Count every line that holds the string "猩猩等灵长类动物", and report the number alone.

**** Records supplied

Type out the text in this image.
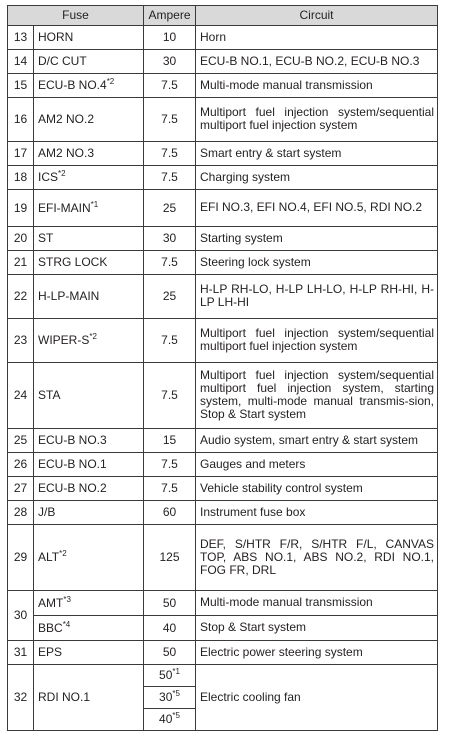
Fuse		Ampere	Circuit
13	HORN	10	Horn
14	D/C CUT	30	ECU-B NO.1, ECU-B NO.2, ECU-B NO.3
15	ECU-B NO.4$^{*2}$	7.5	Multi-mode manual transmission
16	AM2 NO.2	7.5	Multiport fuel injection system/sequential multiport fuel injection system
17	AM2 NO.3	7.5	Smart entry & start system
18	ICS$^{*2}$	7.5	Charging system
19	EFI-MAIN$^{*1}$	25	EFI NO.3, EFI NO.4, EFI NO.5, RDI NO.2
20	ST	30	Starting system
21	STRG LOCK	7.5	Steering lock system
22	H-LP-MAIN	25	H-LP RH-LO, H-LP LH-LO, H-LP RH-HI, H-LP LH-HI
23	WIPER-$S^{*2}$	7.5	Multiport fuel injection system/sequential multiport fuel injection system
24	STA	7.5	Multiport fuel injection system/sequential multiport fuel injection system, starting system, multi-mode manual transmis-sion, Stop & Start system
25	ECU-B NO.3	15	Audio system, smart entry & start system
26	ECU-B NO.1	7.5	Gauges and meters
27	ECU-B NO.2	7.5	Vehicle stability control system
28	J/B	60	Instrument fuse box
29	ALT$^{*2}$	125	DEF, S/HTR F/R, S/HTR F/L, CANVAS TOP, ABS NO.1, ABS NO.2, RDI NO.1, FOG FR, DRL
30	AMT$^{*3}$	50	Multi-mode manual transmission
	BBC$^{*4}$	40	Stop & Start system
31	EPS	50	Electric power steering system
32	RDI NO.1	50$^{*1}$	Electric cooling fan
		30$^{*5}$
		40$^{*5}$
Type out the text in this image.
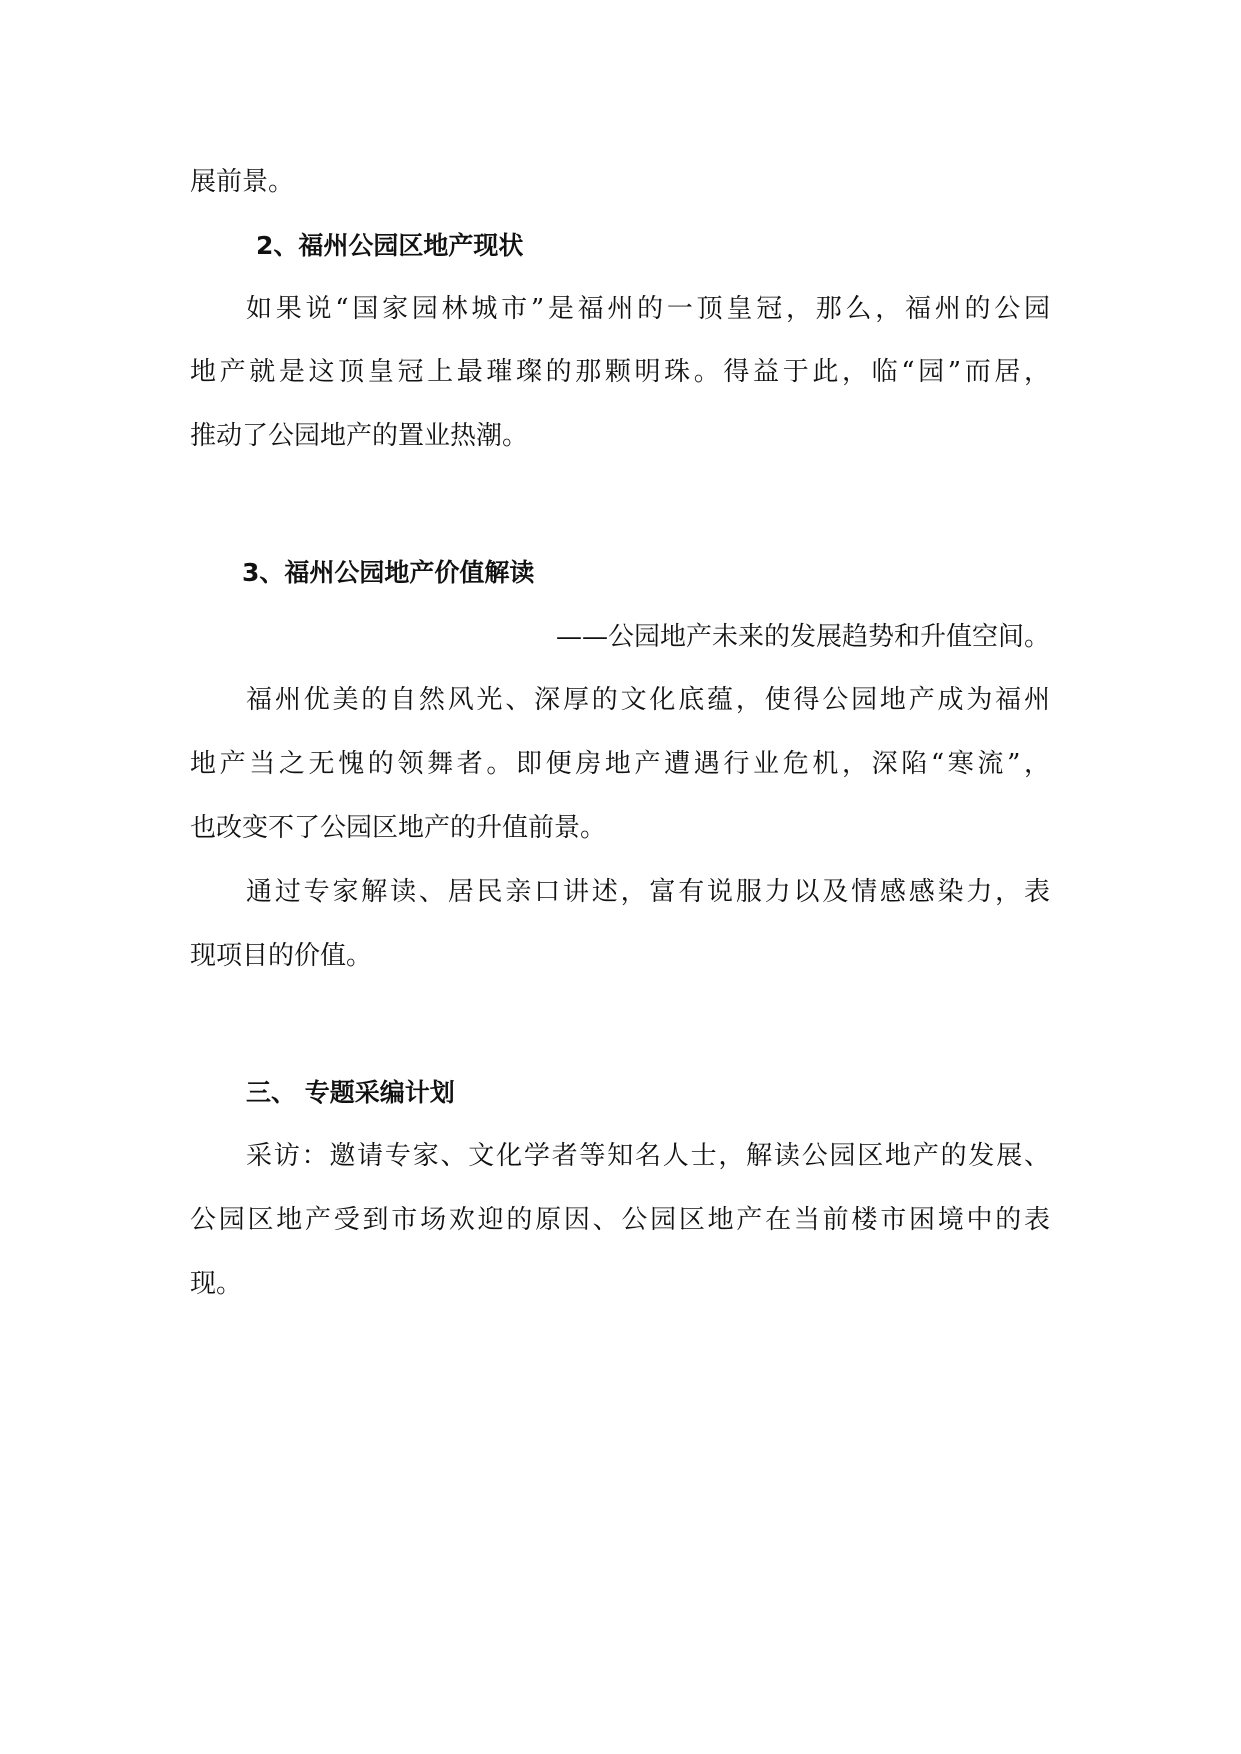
展前景。

2、福州公园区地产现状

如果说“国家园林城市”是福州的一顶皇冠，那么，福州的公园

地产就是这顶皇冠上最璀璨的那颗明珠。得益于此，临“园”而居，

推动了公园地产的置业热潮。

3、福州公园地产价值解读

——公园地产未来的发展趋势和升值空间。

福州优美的自然风光、深厚的文化底蕴，使得公园地产成为福州

地产当之无愧的领舞者。即便房地产遭遇行业危机，深陷“寒流”，

也改变不了公园区地产的升值前景。

通过专家解读、居民亲口讲述，富有说服力以及情感感染力，表

现项目的价值。

三、 专题采编计划

采访：邀请专家、文化学者等知名人士，解读公园区地产的发展、

公园区地产受到市场欢迎的原因、公园区地产在当前楼市困境中的表

现。
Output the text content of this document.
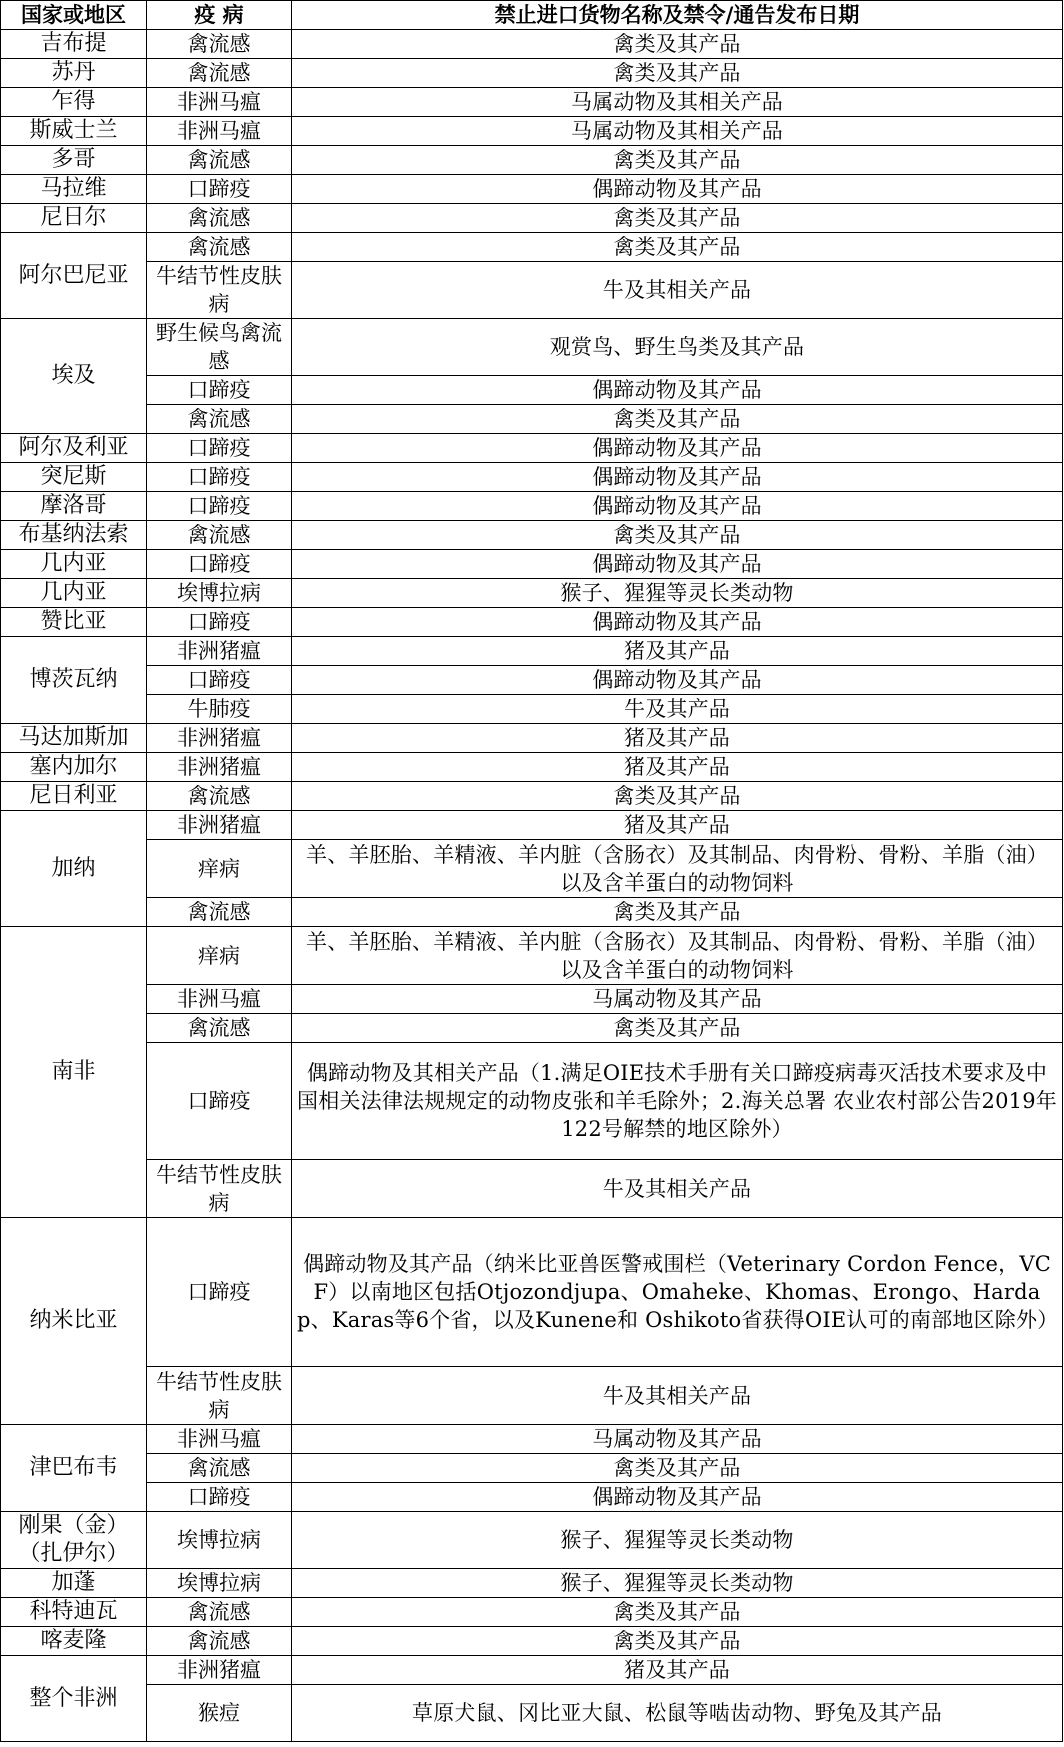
国家或地区	疫 病	禁止进口货物名称及禁令/通告发布日期
吉布提	禽流感	禽类及其产品
苏丹	禽流感	禽类及其产品
乍得	非洲马瘟	马属动物及其相关产品
斯威士兰	非洲马瘟	马属动物及其相关产品
多哥	禽流感	禽类及其产品
马拉维	口蹄疫	偶蹄动物及其产品
尼日尔	禽流感	禽类及其产品
阿尔巴尼亚	禽流感	禽类及其产品
	牛结节性皮肤病	牛及其相关产品
埃及	野生候鸟禽流感	观赏鸟、野生鸟类及其产品
	口蹄疫	偶蹄动物及其产品
	禽流感	禽类及其产品
阿尔及利亚	口蹄疫	偶蹄动物及其产品
突尼斯	口蹄疫	偶蹄动物及其产品
摩洛哥	口蹄疫	偶蹄动物及其产品
布基纳法索	禽流感	禽类及其产品
几内亚	口蹄疫	偶蹄动物及其产品
几内亚	埃博拉病	猴子、猩猩等灵长类动物
赞比亚	口蹄疫	偶蹄动物及其产品
博茨瓦纳	非洲猪瘟	猪及其产品
	口蹄疫	偶蹄动物及其产品
	牛肺疫	牛及其产品
马达加斯加	非洲猪瘟	猪及其产品
塞内加尔	非洲猪瘟	猪及其产品
尼日利亚	禽流感	禽类及其产品
加纳	非洲猪瘟	猪及其产品
	痒病	羊、羊胚胎、羊精液、羊内脏（含肠衣）及其制品、肉骨粉、骨粉、羊脂（油）以及含羊蛋白的动物饲料
	禽流感	禽类及其产品
南非	痒病	羊、羊胚胎、羊精液、羊内脏（含肠衣）及其制品、肉骨粉、骨粉、羊脂（油）以及含羊蛋白的动物饲料
	非洲马瘟	马属动物及其产品
	禽流感	禽类及其产品
	口蹄疫	偶蹄动物及其相关产品（1.满足OIE技术手册有关口蹄疫病毒灭活技术要求及中国相关法律法规规定的动物皮张和羊毛除外；2.海关总署 农业农村部公告2019年122号解禁的地区除外）
	牛结节性皮肤病	牛及其相关产品
纳米比亚	口蹄疫	偶蹄动物及其产品（纳米比亚兽医警戒围栏（Veterinary Cordon Fence，VCF）以南地区包括Otjozondjupa、Omaheke、Khomas、Erongo、Hardap、Karas等6个省，以及Kunene和 Oshikoto省获得OIE认可的南部地区除外）
	牛结节性皮肤病	牛及其相关产品
津巴布韦	非洲马瘟	马属动物及其产品
	禽流感	禽类及其产品
	口蹄疫	偶蹄动物及其产品
刚果（金）（扎伊尔）	埃博拉病	猴子、猩猩等灵长类动物
加蓬	埃博拉病	猴子、猩猩等灵长类动物
科特迪瓦	禽流感	禽类及其产品
喀麦隆	禽流感	禽类及其产品
整个非洲	非洲猪瘟	猪及其产品
	猴痘	草原犬鼠、冈比亚大鼠、松鼠等啮齿动物、野兔及其产品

********

## Response
3